Текст для чтения
——————————

Слова песен Исаковского — это, за немногими исключениями, стихи, имеющие самостоятельное содержание и звучание, живой поэтический организм, сам собой как бы предполагающий ту мелодию, с которой ему суждено слиться и существовать вместе. Исаковский — не «автор текстов» и не «поэт-песенник», а поэт, стихам которого органически присуще начало песенности, что, кстати сказать, всегда было одной из характернейших черт русской лирики.

Эта черта сближает Исаковского как автора популярнейших песен с классиками русской поэзии: Пушкиным, Лермонтовым, Некрасовым, стихи которых поются, что называется, через страницу. И среди них столько стихов, ставших широко известными народными песнями (тоже часто утратившими принадлежность именам своих великих авторов). Это поэтические произведения, созданные без обязательной их песенной предназначенности, но потом призвавшие к себе и музыкальную их интерпретацию.

И удачи авторов песен на стихи Исаковского — композиторов Захарова, Мокроусова или Блантера в том, что они, при всем различии их музыкального письма, обладают уменьем угадать мелодию, которая таится в строчках поэта, «прочесть» и передать ее нам уже на языке своего искусства.

Вспомним еще раз, теперь уже по прямому поводу, замечание Л. Толстого о том, что в народе песня поется с «убеждением, что в песне все значение заключается только в словах». Но это убеждение может держаться лишь на том, что в словах имеется содержание, они говорят о чем-то значительном и волнующем. Именно волнение, происходящее от «слов», обязывает их петь, а не просто произносить.

Ермак тонет в Иртыше, и эта трагическая гибель мужественного воина никогда не перестанет вызывать в нас сочувствие и пробуждать через, слова песни те высокие чувства, которые становятся доступными даже людям обычно не слишком отзывчивым в этом отношении.

То же и «Славное море» — история человека, бегущего с каторги, — там тоже слова полны содержания, драматического напряжения, буйной радости человека, охваченного порывом к свободе.

Потому-то и видит народ все значение песни в словах, что слова народной песни не бывают пустопорожними, — они о чем-то повествуют, о чем-то вещают, чего-то хотят, чего-то просят, — попросту они содержательны.

Слова лучших песен Исаковского содержательны, пусть даже это содержание забавное, шуточное, что, между прочим, не редкость и в народной песне, или раздумчиво-лирическое и трогательное. Но вершинные его вещи этого жанра, приобретшие широчайшую известность, поражают значительностью, сосредоточенностью и глубиной гражданской, патриотической мысли.

——————————

Задание
Продолжите текст о песнях Исаковского, начав сразу после его последнего предложения. Данные получены из другого источника.

Выдержка из данных

——————————

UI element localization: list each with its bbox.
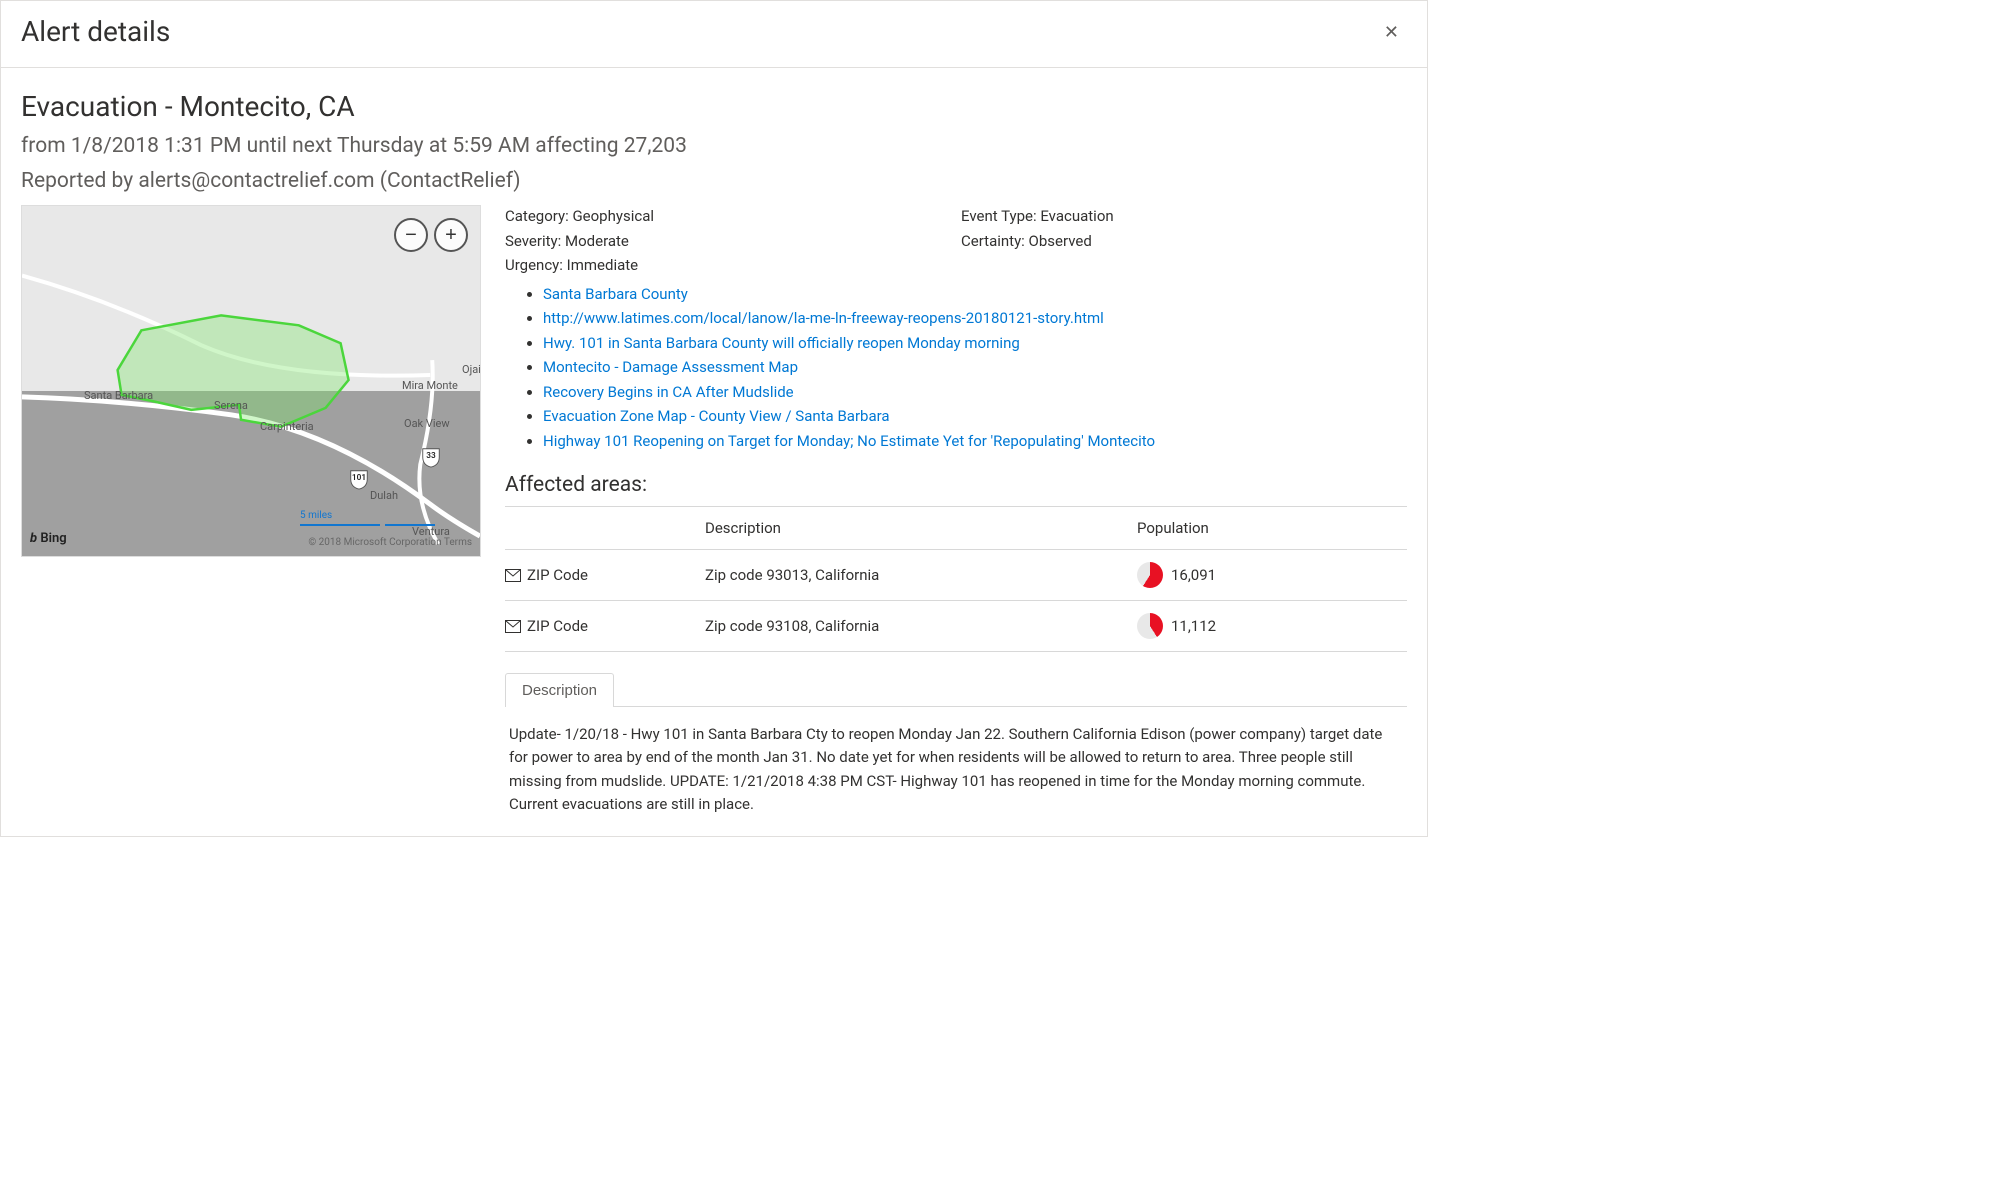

——————————

Ответ на задание
Каким неподдельным достоинством мужества звучат эти такие негромогласные слова солдатской готовности ко всему:

Пусть свет и радость прежних встреч

Нам светят в трудный час,

А коль придется в землю лечь,

Так это ж только раз.

…………………………………………

Настал черед, пришла пора, —

Идем, друзья, идем!

За все, чем жили мы вчера,

За все, что завтра ждем…

Это из стихотворения «В прифронтовом лесу», ставшего песней еще во время войны.

А вот послевоенная песня «Летят перелетные птицы»; форма ее, выразительные средства предельно просты и, кажется, без труда явились сами по себе.

Летят перелетные птицы

В осенней дали голубой,

Летят они в жаркие страны,

А я остаюся с тобой.

Из каких, кажется, незамысловатых, простых слов возникает эта строфа. А смотрите — последняя строка этой первой строфы становится первой строкой следующей строфы-куплета:

А я остаюся с тобою…

Всего только, что «с тобою» вместо «с тобой». Но это неожиданно и так по-песенному непринужденно дает развитие и подтверждение сказанному в предыдущей строфе:

А я остаюся с тобою,

Родная навеки страна!

Не нужен мне берег турецкий,

И Африка мне не нужна.

Без всякого видимого усилия расположены слова и строки, говорящие о нежном чувстве привязанности к родной земле и вместе с тем выражающие и более широкое историческое содержание:

Немало я стран перевидел,

Шагая с винтовкой в руке,

И не было горше печали,

Чем жить от тебя вдалеке.

Следующая строфа построением строк как бы целиком повторяет эту, но содержание уже куда значительнее:

Немало я дум передумал

С друзьями в далеком краю,

И не было большего долга,

Чем выполнить волю твою.

И подобные словам клятвы или воинской присяги заключительные слова, связанные внутренними повторами:

Пускай утопал я в болотах,

Пускай замерзал я на льду,

Но, если ты скажешь мне снова,

Я снова все это пройду.

Желанья свои и надежды

Связал я навеки с тобой —

С твоею суровой и ясной,

С твоею завидной судьбой.

При всей уже профессиональной наметанности глаза и натренированности слуха не вдруг отмечаешь, что зарифмованы эти строки через строчку, то есть рифмуются только вторая с четвертой. А когда отмечаешь, то видишь, как это в данном случае хорошо, какую свободу дает нужным словам и как, в сущности, усиливает роль рифмы.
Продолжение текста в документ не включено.